### [EXERCISE OBJECTIVE]
Look through the data and write out every line with the word "value" in it.

### [RECORDS FOR THIS TASK]
++++++

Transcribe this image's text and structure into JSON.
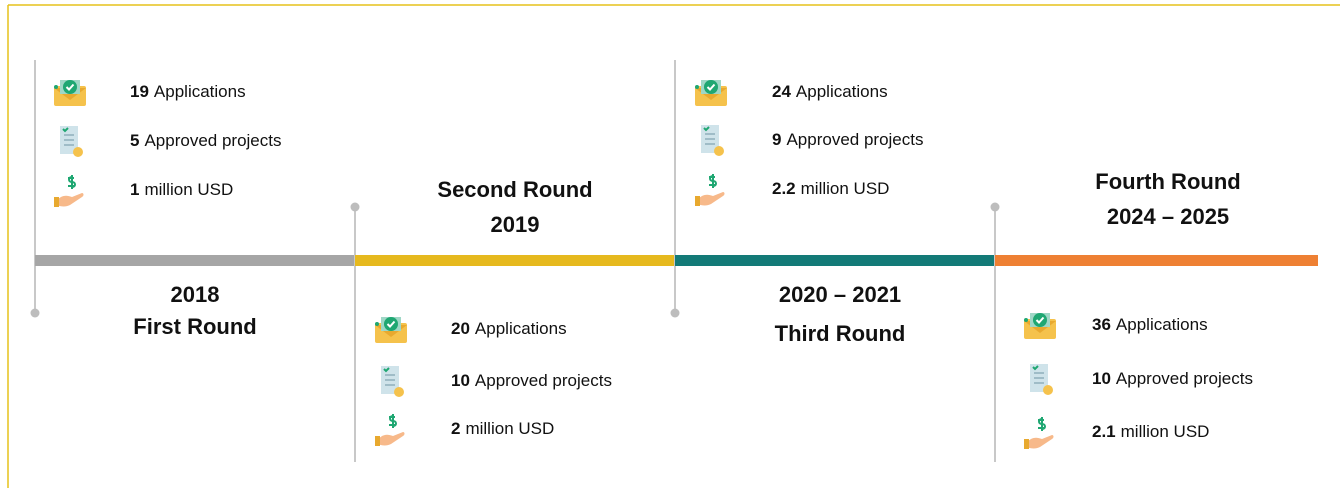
{
  "rounds": [
    {
      "heading": [
        "2018",
        "First Round"
      ],
      "color": "#a6a6a6",
      "stats": [
        {
          "value": "19",
          "label": "Applications"
        },
        {
          "value": "5",
          "label": "Approved projects"
        },
        {
          "value": "1",
          "label": "million USD"
        }
      ]
    },
    {
      "heading": [
        "Second Round",
        "2019"
      ],
      "color": "#e6b91e",
      "stats": [
        {
          "value": "20",
          "label": "Applications"
        },
        {
          "value": "10",
          "label": "Approved projects"
        },
        {
          "value": "2",
          "label": "million USD"
        }
      ]
    },
    {
      "heading": [
        "2020 – 2021",
        "Third Round"
      ],
      "color": "#137a77",
      "stats": [
        {
          "value": "24",
          "label": "Applications"
        },
        {
          "value": "9",
          "label": "Approved projects"
        },
        {
          "value": "2.2",
          "label": "million USD"
        }
      ]
    },
    {
      "heading": [
        "Fourth Round",
        "2024 – 2025"
      ],
      "color": "#ee8033",
      "stats": [
        {
          "value": "36",
          "label": "Applications"
        },
        {
          "value": "10",
          "label": "Approved projects"
        },
        {
          "value": "2.1",
          "label": "million USD"
        }
      ]
    }
  ]
}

++++++

### [OUTPUT BELOW]
          "value": "19",
          "value": "5",
          "value": "1",
          "value": "20",
          "value": "10",
          "value": "2",
          "value": "24",
          "value": "9",
          "value": "2.2",
          "value": "36",
          "value": "10",
          "value": "2.1",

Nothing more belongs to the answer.